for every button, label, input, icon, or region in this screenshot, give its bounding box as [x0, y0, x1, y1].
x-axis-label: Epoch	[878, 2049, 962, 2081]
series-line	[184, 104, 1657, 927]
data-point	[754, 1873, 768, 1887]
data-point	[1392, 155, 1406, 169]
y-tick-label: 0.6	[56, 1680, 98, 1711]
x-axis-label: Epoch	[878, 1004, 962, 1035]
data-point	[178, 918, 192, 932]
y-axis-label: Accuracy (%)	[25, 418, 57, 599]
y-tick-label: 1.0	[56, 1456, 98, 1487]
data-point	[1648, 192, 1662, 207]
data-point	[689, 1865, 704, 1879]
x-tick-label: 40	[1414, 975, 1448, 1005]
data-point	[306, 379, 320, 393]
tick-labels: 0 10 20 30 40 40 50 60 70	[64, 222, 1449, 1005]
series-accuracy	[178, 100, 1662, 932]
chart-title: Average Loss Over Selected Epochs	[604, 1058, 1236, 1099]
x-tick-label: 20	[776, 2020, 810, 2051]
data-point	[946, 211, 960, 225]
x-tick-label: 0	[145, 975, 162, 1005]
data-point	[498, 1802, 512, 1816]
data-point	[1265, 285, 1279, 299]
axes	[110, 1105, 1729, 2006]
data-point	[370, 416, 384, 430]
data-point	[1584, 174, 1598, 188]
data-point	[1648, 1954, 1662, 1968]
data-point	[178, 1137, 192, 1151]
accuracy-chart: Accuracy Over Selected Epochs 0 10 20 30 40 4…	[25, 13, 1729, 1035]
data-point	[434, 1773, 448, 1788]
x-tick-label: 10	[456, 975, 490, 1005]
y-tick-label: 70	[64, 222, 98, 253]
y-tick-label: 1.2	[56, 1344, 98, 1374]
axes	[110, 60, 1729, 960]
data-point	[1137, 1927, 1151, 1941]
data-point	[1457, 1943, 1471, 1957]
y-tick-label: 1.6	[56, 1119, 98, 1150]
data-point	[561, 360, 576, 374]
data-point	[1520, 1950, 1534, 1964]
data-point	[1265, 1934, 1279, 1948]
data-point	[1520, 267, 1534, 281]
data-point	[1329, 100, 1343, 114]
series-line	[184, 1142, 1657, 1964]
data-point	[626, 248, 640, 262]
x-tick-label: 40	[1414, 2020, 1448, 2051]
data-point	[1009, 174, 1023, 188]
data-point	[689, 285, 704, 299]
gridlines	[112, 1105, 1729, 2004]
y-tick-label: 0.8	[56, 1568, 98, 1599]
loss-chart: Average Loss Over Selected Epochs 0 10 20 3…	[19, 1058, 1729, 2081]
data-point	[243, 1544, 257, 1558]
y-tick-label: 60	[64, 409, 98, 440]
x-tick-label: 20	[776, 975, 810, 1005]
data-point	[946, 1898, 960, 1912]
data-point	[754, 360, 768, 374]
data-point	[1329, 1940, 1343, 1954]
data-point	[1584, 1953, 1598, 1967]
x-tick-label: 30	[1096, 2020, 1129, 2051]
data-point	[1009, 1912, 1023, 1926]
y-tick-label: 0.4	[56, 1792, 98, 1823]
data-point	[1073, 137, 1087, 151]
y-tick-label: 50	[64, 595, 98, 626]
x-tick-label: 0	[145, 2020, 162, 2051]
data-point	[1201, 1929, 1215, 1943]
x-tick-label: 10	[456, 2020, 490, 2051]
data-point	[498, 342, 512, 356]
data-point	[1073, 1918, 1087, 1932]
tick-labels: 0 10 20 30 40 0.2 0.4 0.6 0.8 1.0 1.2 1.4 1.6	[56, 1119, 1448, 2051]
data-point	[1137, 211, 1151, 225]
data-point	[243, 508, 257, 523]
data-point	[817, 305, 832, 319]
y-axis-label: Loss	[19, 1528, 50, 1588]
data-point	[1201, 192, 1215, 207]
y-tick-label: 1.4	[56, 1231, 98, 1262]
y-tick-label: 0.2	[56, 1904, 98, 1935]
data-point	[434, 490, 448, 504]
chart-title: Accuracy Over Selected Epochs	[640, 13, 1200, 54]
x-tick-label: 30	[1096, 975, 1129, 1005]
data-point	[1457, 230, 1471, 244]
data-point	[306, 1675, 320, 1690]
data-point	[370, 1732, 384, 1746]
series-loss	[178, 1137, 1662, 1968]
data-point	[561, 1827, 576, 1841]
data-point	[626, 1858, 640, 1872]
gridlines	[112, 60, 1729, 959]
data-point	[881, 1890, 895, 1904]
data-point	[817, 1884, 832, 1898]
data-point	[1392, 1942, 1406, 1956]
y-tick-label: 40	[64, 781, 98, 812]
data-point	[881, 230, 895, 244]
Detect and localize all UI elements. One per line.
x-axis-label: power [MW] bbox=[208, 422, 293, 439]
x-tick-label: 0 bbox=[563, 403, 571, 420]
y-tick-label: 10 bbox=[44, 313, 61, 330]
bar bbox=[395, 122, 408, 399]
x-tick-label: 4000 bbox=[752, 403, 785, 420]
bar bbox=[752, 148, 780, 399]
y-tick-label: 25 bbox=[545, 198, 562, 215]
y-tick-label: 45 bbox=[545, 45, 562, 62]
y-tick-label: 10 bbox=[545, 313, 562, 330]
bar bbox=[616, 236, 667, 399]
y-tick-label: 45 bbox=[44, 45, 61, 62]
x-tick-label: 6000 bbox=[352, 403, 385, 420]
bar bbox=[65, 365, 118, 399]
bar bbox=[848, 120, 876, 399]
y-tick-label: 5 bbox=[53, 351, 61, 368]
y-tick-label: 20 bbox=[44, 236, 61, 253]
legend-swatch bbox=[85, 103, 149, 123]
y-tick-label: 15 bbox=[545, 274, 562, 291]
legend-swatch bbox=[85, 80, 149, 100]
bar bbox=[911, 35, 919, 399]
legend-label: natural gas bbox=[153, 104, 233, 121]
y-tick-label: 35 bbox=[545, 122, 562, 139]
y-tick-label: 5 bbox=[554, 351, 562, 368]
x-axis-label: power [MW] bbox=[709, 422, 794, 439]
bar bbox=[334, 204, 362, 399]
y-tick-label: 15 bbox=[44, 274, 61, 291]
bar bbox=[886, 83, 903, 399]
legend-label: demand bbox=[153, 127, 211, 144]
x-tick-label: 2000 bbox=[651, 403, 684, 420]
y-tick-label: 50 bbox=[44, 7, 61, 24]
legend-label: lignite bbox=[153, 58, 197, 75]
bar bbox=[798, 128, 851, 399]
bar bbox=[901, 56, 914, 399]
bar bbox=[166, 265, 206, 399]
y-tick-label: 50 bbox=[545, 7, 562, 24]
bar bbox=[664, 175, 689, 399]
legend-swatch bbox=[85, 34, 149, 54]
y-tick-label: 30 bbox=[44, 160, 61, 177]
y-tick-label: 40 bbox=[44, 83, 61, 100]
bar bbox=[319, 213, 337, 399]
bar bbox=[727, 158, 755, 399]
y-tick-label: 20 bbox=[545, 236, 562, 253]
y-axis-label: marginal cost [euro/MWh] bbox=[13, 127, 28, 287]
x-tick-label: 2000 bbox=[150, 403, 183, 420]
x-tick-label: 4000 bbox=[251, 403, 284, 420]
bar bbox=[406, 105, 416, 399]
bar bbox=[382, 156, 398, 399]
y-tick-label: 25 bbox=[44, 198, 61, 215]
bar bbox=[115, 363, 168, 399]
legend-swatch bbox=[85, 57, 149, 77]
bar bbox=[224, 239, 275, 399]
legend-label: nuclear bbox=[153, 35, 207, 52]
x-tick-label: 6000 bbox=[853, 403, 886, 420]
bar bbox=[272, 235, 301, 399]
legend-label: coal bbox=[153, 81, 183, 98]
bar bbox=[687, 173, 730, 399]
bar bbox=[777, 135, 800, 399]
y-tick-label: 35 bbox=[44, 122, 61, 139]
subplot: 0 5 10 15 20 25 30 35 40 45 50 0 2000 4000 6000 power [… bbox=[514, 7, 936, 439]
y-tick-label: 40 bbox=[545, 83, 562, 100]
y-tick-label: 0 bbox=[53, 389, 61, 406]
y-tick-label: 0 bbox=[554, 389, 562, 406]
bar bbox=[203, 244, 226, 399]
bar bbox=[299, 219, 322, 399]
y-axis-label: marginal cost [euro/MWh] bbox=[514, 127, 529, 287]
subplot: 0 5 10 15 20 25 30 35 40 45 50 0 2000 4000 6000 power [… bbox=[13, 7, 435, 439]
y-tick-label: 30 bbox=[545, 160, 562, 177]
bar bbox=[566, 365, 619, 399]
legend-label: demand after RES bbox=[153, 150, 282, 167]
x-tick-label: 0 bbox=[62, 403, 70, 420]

★ ★ ★ ★

* [Directive]:
Write out the entries word for word, from the first line through the line containing "360, 576, 374]", with both of those lines included.

* [Worked answer]:
for every button, label, input, icon, or region in this screenshot, give its bounding box as [x0, y0, x1, y1].
x-axis-label: Epoch	[878, 2049, 962, 2081]
series-line	[184, 104, 1657, 927]
data-point	[754, 1873, 768, 1887]
data-point	[1392, 155, 1406, 169]
y-tick-label: 0.6	[56, 1680, 98, 1711]
x-axis-label: Epoch	[878, 1004, 962, 1035]
data-point	[178, 918, 192, 932]
y-axis-label: Accuracy (%)	[25, 418, 57, 599]
y-tick-label: 1.0	[56, 1456, 98, 1487]
data-point	[1648, 192, 1662, 207]
data-point	[689, 1865, 704, 1879]
x-tick-label: 40	[1414, 975, 1448, 1005]
data-point	[306, 379, 320, 393]
tick-labels: 0 10 20 30 40 40 50 60 70	[64, 222, 1449, 1005]
series-accuracy	[178, 100, 1662, 932]
chart-title: Average Loss Over Selected Epochs	[604, 1058, 1236, 1099]
x-tick-label: 20	[776, 2020, 810, 2051]
data-point	[946, 211, 960, 225]
x-tick-label: 0	[145, 975, 162, 1005]
data-point	[498, 1802, 512, 1816]
data-point	[1265, 285, 1279, 299]
axes	[110, 1105, 1729, 2006]
data-point	[370, 416, 384, 430]
data-point	[1584, 174, 1598, 188]
data-point	[1648, 1954, 1662, 1968]
data-point	[178, 1137, 192, 1151]
accuracy-chart: Accuracy Over Selected Epochs 0 10 20 30 40 4…	[25, 13, 1729, 1035]
data-point	[434, 1773, 448, 1788]
x-tick-label: 10	[456, 975, 490, 1005]
y-tick-label: 70	[64, 222, 98, 253]
y-tick-label: 1.2	[56, 1344, 98, 1374]
axes	[110, 60, 1729, 960]
data-point	[1137, 1927, 1151, 1941]
data-point	[1457, 1943, 1471, 1957]
y-tick-label: 1.6	[56, 1119, 98, 1150]
data-point	[561, 360, 576, 374]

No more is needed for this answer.